# What is required:
Copy out all lines that hold "JSON".

## begin Supplied records

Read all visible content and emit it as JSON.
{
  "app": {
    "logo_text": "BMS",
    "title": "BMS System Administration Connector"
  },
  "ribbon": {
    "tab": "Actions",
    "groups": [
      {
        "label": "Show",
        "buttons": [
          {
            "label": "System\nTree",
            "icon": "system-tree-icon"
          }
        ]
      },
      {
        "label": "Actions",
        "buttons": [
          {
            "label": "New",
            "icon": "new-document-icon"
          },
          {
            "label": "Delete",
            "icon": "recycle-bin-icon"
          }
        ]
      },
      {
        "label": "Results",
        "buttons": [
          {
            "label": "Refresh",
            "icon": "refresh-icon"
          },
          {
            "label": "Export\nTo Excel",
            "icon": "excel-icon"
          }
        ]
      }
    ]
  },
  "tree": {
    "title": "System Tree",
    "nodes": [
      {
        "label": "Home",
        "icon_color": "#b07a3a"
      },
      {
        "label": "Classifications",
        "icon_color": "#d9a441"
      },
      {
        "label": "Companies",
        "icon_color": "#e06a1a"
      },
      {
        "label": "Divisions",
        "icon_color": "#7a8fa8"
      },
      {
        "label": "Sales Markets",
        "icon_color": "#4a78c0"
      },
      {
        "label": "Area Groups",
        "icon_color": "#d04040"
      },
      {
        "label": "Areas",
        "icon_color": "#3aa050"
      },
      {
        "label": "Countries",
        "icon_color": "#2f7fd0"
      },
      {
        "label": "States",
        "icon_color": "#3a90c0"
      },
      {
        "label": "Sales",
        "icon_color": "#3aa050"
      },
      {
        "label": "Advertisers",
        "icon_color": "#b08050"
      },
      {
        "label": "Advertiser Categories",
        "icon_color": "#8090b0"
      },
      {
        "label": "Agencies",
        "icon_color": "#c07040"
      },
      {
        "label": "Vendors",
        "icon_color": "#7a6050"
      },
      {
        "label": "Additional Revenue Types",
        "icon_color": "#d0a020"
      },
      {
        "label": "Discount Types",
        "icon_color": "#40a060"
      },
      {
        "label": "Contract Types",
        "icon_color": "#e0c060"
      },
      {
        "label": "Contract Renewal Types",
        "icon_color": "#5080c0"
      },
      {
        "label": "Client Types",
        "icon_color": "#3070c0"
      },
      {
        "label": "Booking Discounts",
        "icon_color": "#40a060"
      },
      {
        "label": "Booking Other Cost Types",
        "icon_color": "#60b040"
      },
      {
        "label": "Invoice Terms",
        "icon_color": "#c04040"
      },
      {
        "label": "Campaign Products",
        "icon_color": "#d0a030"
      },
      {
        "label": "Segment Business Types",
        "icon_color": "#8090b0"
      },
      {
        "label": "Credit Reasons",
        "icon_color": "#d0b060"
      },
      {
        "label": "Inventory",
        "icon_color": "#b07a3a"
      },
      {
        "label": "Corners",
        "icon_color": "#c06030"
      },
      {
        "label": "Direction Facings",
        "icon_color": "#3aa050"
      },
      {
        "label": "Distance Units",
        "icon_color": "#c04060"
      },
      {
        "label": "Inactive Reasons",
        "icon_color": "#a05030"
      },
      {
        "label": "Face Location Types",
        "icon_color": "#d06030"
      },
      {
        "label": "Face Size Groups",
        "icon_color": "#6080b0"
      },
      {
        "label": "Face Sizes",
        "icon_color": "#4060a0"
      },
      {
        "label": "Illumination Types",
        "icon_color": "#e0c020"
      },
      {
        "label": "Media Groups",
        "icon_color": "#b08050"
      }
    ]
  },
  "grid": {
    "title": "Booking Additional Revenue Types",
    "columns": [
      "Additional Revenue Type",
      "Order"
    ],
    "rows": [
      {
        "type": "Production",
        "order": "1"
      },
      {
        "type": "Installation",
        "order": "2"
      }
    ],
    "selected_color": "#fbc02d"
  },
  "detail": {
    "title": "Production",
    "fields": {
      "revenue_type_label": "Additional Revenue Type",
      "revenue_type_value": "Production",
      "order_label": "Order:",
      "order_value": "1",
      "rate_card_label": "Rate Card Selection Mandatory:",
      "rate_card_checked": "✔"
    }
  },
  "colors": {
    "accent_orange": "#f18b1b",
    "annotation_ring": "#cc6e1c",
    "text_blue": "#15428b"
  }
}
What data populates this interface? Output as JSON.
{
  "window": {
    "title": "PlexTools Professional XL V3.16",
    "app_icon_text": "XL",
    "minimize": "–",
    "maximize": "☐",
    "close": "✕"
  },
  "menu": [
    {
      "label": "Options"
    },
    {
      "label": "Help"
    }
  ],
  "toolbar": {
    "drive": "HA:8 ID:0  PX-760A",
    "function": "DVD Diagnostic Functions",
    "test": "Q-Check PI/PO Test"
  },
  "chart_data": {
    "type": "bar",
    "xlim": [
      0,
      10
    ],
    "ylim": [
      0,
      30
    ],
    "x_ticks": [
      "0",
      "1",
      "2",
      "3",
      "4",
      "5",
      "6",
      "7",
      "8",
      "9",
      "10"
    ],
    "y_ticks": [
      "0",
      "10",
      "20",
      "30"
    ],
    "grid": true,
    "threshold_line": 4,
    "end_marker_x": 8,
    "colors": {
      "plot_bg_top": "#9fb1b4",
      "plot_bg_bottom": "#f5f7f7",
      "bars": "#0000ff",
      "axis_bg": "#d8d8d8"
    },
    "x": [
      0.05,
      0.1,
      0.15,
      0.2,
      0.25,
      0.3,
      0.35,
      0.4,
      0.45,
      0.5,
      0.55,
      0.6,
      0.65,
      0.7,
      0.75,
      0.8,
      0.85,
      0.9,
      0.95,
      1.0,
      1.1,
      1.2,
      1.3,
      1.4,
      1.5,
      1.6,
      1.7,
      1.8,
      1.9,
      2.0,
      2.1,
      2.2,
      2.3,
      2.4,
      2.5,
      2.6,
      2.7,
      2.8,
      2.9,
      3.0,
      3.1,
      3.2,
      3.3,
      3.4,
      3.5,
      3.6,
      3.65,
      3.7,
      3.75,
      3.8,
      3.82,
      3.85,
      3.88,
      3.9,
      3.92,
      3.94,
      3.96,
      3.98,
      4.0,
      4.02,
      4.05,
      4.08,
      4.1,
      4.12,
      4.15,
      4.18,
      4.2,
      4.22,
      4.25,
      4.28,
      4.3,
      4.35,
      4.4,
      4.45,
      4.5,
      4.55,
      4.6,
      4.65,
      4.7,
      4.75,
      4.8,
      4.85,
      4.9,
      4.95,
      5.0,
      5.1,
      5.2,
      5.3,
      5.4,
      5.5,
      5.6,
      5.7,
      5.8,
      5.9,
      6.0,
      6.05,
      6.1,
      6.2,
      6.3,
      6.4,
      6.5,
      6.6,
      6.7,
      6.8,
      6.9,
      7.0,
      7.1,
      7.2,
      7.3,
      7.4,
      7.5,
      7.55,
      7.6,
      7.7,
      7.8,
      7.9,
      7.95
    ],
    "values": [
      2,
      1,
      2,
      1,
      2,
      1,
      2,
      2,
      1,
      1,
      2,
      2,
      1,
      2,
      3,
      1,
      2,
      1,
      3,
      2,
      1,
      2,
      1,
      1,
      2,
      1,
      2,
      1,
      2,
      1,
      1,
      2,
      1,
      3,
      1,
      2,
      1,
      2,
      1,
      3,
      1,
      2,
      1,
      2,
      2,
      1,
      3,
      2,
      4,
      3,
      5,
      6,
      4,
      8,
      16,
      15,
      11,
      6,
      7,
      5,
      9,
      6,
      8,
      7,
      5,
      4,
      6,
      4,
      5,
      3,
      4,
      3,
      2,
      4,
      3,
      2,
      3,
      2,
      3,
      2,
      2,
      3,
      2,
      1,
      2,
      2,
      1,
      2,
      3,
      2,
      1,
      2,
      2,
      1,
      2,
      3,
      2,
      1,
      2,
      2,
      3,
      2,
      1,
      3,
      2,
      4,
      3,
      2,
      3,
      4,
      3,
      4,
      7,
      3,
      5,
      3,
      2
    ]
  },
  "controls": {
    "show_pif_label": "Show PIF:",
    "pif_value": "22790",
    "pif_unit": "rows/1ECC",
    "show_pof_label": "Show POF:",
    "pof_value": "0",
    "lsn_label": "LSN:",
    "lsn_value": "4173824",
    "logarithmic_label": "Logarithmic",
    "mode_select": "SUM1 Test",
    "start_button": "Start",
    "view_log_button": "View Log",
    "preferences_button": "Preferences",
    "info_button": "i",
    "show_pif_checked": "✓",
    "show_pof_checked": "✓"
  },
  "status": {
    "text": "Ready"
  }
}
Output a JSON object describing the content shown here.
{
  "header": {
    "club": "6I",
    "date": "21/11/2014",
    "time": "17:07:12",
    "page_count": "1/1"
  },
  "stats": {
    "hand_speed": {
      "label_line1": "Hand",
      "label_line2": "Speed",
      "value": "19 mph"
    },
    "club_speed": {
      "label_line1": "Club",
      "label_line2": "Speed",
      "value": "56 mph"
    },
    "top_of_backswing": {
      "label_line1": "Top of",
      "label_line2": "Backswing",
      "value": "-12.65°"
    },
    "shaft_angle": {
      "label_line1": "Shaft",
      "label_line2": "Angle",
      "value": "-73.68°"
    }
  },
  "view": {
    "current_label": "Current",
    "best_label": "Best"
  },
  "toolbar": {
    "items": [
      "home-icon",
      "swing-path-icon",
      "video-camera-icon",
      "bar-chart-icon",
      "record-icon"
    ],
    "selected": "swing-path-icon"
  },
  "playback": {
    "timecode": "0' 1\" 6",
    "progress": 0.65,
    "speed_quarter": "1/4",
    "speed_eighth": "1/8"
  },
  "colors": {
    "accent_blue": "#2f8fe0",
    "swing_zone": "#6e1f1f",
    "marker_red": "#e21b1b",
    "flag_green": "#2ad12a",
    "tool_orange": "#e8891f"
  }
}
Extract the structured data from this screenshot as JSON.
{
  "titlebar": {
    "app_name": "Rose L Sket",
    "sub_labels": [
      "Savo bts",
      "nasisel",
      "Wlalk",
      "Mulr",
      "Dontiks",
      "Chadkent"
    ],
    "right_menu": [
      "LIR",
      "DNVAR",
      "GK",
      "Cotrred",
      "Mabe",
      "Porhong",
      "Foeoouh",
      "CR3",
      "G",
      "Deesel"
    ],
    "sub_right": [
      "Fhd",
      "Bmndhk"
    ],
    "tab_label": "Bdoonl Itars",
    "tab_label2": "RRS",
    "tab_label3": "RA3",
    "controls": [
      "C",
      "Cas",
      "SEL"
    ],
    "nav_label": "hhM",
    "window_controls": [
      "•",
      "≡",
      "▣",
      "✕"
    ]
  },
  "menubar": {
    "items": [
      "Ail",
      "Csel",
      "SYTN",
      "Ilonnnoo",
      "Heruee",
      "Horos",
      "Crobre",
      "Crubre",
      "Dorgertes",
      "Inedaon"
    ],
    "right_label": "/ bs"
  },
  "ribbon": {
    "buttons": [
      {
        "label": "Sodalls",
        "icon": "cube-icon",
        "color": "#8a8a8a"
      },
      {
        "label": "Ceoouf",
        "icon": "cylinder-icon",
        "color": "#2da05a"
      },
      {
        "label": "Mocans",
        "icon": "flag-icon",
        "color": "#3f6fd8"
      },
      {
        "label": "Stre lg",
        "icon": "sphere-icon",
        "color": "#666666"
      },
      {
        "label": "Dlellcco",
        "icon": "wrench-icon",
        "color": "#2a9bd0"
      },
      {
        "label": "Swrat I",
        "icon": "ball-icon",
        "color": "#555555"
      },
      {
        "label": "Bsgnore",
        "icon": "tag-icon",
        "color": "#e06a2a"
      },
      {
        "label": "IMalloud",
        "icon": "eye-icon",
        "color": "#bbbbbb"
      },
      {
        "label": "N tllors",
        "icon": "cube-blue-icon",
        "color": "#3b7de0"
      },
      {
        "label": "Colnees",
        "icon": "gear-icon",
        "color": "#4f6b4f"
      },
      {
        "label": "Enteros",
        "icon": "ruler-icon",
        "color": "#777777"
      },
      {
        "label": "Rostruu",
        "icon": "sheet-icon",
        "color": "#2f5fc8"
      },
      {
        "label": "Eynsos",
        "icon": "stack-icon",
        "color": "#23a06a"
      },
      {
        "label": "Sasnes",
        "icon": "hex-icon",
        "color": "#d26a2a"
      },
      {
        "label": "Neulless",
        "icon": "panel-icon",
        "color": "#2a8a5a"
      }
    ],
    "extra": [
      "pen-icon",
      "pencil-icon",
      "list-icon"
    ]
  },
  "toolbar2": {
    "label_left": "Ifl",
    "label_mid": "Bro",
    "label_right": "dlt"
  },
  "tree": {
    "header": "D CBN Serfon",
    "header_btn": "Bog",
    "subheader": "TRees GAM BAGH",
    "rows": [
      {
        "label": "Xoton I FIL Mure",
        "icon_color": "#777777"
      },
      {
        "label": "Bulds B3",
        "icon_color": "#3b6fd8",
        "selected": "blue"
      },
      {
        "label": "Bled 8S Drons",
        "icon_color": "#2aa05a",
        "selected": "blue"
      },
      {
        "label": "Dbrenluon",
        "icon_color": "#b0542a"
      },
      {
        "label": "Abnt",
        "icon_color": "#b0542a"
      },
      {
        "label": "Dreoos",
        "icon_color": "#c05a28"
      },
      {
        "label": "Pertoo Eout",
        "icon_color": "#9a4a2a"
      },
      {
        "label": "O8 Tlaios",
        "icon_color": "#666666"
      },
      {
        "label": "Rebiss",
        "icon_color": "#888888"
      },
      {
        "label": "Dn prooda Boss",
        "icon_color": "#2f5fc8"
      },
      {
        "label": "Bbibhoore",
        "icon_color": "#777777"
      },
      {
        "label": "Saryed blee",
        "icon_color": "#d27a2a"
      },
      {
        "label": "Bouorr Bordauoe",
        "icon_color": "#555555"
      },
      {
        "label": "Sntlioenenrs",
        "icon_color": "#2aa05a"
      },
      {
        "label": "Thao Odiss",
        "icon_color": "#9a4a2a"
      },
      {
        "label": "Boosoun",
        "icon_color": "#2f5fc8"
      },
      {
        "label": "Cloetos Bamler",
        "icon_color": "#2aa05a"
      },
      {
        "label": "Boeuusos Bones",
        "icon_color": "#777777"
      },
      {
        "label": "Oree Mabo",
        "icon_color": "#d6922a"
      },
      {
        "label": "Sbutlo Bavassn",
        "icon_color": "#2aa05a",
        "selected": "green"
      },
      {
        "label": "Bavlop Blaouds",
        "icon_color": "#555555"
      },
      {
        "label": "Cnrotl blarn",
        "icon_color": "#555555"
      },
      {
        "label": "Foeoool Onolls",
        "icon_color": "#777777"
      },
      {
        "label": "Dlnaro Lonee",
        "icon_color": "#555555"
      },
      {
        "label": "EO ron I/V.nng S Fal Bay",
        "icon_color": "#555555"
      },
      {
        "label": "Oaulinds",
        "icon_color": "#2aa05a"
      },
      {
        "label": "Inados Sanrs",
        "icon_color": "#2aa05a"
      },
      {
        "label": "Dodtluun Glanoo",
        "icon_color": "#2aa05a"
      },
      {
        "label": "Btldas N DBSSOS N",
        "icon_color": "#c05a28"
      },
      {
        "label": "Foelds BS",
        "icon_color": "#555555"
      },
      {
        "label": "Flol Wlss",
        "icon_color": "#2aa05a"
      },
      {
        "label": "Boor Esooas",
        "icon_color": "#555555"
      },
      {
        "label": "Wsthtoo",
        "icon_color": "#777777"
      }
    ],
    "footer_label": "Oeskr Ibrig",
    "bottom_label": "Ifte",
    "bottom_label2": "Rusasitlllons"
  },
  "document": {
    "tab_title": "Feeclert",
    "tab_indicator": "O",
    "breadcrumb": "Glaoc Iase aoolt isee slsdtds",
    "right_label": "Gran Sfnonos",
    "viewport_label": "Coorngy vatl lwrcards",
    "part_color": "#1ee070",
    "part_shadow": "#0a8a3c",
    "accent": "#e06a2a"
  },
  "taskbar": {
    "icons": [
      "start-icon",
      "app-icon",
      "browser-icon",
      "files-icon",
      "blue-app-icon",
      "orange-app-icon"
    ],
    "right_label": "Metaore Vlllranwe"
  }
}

## end Supplied records

# Response:
Read all visible content and emit it as JSON.
What data populates this interface? Output as JSON.
Output a JSON object describing the content shown here.
Extract the structured data from this screenshot as JSON.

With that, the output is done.